▶ Short task:
All entries should be output exactly as they stand.

====

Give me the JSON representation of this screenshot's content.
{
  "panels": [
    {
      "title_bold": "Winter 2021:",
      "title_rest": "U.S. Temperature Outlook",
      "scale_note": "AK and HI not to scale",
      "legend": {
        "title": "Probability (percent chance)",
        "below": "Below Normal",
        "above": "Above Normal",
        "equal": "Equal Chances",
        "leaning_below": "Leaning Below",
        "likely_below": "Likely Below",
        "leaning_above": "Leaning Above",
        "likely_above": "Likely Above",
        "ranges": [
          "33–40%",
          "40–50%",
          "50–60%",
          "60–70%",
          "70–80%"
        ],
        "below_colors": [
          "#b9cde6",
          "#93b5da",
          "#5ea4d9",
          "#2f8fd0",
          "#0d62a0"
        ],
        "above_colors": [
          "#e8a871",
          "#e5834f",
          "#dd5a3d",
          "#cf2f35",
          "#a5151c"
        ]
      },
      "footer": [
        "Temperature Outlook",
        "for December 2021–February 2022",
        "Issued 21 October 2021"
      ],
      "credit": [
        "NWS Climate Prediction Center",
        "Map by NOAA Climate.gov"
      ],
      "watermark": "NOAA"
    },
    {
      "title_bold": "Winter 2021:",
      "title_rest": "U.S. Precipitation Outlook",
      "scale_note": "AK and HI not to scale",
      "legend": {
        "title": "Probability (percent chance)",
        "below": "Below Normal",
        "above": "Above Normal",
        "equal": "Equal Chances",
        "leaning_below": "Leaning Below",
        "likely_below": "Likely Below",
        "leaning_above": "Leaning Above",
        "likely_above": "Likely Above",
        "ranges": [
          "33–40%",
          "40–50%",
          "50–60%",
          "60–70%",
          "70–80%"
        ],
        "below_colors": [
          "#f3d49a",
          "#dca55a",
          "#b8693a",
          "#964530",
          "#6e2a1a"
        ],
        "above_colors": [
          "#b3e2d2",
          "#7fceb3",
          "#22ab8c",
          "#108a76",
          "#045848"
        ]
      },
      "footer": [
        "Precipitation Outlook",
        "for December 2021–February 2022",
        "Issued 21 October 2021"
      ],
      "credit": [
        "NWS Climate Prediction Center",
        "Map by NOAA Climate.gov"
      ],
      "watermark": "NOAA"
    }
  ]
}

====

▶ Output of the exercise:
Give me the JSON representation of this screenshot's content.
{
  "panels": [
    {
      "title_bold": "Winter 2021:",
      "title_rest": "U.S. Temperature Outlook",
      "scale_note": "AK and HI not to scale",
      "legend": {
        "title": "Probability (percent chance)",
        "below": "Below Normal",
        "above": "Above Normal",
        "equal": "Equal Chances",
        "leaning_below": "Leaning Below",
        "likely_below": "Likely Below",
        "leaning_above": "Leaning Above",
        "likely_above": "Likely Above",
        "ranges": [
          "33–40%",
          "40–50%",
          "50–60%",
          "60–70%",
          "70–80%"
        ],
        "below_colors": [
          "#b9cde6",
          "#93b5da",
          "#5ea4d9",
          "#2f8fd0",
          "#0d62a0"
        ],
        "above_colors": [
          "#e8a871",
          "#e5834f",
          "#dd5a3d",
          "#cf2f35",
          "#a5151c"
        ]
      },
      "footer": [
        "Temperature Outlook",
        "for December 2021–February 2022",
        "Issued 21 October 2021"
      ],
      "credit": [
        "NWS Climate Prediction Center",
        "Map by NOAA Climate.gov"
      ],
      "watermark": "NOAA"
    },
    {
      "title_bold": "Winter 2021:",
      "title_rest": "U.S. Precipitation Outlook",
      "scale_note": "AK and HI not to scale",
      "legend": {
        "title": "Probability (percent chance)",
        "below": "Below Normal",
        "above": "Above Normal",
        "equal": "Equal Chances",
        "leaning_below": "Leaning Below",
        "likely_below": "Likely Below",
        "leaning_above": "Leaning Above",
        "likely_above": "Likely Above",
        "ranges": [
          "33–40%",
          "40–50%",
          "50–60%",
          "60–70%",
          "70–80%"
        ],
        "below_colors": [
          "#f3d49a",
          "#dca55a",
          "#b8693a",
          "#964530",
          "#6e2a1a"
        ],
        "above_colors": [
          "#b3e2d2",
          "#7fceb3",
          "#22ab8c",
          "#108a76",
          "#045848"
        ]
      },
      "footer": [
        "Precipitation Outlook",
        "for December 2021–February 2022",
        "Issued 21 October 2021"
      ],
      "credit": [
        "NWS Climate Prediction Center",
        "Map by NOAA Climate.gov"
      ],
      "watermark": "NOAA"
    }
  ]
}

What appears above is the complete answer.